§ **WORK REQUIRED**: Only the number is wanted: tally the lines below that contain the word "питания".

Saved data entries
-- Start --
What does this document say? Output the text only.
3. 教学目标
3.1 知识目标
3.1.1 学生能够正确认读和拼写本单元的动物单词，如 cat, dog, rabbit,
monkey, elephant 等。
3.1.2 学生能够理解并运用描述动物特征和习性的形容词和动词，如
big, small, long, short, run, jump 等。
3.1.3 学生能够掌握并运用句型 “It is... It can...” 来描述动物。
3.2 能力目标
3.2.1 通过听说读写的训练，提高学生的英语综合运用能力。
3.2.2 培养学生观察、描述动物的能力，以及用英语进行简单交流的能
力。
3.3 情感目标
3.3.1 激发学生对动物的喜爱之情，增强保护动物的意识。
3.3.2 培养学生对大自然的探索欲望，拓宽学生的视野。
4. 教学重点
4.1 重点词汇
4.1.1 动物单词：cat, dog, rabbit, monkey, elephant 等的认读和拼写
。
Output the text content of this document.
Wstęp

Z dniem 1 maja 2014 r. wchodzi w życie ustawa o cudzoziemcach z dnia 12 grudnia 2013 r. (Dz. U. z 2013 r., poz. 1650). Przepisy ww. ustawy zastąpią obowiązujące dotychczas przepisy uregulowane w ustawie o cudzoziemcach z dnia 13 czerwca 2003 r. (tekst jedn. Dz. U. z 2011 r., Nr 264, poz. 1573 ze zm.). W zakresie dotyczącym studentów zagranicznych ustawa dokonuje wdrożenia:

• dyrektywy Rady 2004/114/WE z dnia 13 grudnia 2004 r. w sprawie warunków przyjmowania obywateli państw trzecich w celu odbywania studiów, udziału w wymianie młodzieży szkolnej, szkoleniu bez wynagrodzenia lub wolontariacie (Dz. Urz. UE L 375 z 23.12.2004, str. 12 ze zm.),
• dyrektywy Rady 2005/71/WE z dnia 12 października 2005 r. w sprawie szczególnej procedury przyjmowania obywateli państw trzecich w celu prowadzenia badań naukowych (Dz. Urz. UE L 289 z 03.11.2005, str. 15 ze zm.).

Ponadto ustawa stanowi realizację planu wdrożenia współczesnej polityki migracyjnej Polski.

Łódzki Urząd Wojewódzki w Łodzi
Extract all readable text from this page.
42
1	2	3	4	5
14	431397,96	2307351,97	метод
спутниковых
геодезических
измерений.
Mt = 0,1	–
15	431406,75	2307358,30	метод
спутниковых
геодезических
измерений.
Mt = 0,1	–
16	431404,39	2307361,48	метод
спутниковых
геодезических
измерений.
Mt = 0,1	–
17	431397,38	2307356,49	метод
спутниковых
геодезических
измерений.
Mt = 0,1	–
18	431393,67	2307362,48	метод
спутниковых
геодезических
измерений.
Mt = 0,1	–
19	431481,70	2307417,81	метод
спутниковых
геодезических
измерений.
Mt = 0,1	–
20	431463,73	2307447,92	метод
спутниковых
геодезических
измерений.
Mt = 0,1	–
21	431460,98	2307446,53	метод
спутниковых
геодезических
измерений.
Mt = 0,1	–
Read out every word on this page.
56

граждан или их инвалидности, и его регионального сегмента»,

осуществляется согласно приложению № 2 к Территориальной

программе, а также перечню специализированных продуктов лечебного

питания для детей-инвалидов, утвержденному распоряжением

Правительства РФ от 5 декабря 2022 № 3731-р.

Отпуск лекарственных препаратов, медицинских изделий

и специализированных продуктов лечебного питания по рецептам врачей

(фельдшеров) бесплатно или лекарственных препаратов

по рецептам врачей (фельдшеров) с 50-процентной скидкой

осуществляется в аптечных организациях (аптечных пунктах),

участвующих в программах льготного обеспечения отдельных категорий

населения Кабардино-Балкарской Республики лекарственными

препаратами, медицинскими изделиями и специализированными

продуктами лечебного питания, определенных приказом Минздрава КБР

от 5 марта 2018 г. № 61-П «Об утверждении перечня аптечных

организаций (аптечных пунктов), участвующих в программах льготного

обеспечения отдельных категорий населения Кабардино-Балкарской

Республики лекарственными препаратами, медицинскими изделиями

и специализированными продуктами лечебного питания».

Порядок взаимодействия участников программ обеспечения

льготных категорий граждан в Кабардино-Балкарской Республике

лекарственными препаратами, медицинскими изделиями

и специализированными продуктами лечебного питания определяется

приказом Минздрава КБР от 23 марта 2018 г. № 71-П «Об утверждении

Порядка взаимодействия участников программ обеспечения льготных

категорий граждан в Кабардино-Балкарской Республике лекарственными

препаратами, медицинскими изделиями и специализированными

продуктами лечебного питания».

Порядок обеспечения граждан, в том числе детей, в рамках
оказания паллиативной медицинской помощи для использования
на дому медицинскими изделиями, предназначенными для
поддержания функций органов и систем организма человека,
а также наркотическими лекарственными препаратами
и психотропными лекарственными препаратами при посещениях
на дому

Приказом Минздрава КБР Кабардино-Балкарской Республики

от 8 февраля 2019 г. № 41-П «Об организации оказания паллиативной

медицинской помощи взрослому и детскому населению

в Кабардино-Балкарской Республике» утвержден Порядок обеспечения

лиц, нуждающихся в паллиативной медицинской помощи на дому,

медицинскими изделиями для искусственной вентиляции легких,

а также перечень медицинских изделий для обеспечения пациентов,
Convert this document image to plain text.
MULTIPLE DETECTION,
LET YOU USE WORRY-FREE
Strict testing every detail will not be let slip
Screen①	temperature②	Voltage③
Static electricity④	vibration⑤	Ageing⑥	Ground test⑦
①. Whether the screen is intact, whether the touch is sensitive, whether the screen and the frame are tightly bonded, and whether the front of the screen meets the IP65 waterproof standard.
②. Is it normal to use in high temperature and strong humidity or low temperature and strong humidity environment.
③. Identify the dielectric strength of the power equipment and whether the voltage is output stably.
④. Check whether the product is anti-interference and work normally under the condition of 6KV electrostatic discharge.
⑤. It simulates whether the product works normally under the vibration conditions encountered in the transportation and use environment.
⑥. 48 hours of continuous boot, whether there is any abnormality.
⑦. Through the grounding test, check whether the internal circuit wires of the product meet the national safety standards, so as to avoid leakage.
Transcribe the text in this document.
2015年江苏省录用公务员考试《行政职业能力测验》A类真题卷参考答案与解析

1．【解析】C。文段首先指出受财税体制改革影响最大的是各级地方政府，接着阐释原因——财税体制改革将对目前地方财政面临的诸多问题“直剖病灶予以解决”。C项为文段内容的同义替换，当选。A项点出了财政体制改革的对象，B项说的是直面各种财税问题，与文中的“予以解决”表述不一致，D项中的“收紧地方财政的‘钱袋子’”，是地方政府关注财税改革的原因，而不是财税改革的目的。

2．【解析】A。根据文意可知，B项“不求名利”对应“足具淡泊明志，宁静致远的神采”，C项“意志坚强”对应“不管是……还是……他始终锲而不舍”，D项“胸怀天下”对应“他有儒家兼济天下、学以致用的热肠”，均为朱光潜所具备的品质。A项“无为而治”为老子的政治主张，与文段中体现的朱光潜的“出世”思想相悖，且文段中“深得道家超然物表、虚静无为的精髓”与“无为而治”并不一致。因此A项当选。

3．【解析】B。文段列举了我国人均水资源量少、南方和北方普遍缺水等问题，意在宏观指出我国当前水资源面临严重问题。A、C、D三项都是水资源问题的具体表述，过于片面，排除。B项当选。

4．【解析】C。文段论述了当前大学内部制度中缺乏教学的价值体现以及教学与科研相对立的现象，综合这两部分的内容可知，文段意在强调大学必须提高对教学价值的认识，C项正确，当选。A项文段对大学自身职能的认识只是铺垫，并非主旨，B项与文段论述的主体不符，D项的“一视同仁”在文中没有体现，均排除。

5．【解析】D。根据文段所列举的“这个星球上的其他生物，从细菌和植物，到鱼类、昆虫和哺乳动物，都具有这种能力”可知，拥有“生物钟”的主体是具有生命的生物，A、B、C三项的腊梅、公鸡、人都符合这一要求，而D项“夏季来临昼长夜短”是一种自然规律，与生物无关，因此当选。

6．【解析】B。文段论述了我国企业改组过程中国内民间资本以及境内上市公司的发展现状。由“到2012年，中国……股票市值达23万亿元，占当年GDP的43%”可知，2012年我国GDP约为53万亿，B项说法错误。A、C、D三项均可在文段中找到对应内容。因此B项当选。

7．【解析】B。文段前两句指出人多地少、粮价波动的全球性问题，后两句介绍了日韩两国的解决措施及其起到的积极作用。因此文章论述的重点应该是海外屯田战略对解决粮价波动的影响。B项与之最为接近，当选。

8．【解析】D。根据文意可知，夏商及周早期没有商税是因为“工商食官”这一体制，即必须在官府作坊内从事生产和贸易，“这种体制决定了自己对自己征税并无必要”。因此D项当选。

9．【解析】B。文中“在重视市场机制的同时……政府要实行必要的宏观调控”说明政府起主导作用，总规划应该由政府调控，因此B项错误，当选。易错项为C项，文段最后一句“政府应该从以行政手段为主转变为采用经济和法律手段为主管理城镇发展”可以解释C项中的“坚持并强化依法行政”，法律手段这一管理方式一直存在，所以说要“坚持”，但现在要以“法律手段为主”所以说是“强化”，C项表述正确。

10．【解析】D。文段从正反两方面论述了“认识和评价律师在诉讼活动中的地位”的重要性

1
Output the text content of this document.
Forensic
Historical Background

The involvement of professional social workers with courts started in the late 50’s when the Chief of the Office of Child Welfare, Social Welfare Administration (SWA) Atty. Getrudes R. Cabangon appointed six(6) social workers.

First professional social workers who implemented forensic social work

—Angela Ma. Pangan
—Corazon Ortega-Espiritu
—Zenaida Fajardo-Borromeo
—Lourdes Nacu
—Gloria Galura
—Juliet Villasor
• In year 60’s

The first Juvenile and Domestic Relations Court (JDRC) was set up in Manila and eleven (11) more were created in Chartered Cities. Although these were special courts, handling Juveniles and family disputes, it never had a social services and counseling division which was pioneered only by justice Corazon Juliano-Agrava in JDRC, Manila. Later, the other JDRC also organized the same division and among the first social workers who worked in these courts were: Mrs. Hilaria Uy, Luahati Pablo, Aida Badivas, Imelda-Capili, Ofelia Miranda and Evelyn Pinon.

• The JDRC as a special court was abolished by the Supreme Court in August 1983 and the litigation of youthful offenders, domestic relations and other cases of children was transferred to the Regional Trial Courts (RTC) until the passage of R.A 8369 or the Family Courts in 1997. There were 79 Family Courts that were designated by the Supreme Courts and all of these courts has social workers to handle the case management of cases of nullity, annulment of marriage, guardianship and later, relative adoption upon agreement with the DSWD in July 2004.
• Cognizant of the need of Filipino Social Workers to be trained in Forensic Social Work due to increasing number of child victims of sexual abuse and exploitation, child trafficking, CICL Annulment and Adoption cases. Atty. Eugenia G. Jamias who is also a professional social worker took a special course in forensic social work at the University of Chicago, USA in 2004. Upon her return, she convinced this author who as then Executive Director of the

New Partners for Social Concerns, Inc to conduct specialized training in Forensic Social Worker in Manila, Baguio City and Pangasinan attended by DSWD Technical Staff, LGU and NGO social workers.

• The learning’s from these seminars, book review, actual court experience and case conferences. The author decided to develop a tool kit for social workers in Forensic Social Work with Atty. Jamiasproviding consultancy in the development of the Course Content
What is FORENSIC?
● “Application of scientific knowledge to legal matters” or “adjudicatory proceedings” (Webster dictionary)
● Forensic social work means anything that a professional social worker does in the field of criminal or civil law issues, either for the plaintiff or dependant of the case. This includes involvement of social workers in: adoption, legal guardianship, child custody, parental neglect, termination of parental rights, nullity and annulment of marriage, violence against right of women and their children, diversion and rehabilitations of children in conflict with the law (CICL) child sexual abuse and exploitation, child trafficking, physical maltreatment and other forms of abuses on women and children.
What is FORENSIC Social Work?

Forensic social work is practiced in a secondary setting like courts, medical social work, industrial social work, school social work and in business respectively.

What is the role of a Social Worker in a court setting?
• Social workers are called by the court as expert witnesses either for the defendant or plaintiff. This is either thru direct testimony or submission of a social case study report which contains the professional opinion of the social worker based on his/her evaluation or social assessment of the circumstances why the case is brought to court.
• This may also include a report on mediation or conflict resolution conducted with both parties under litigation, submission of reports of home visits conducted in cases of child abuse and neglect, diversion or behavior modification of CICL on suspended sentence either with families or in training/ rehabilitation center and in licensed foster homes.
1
-- End --
§ **FINISHED ANSWER**: 6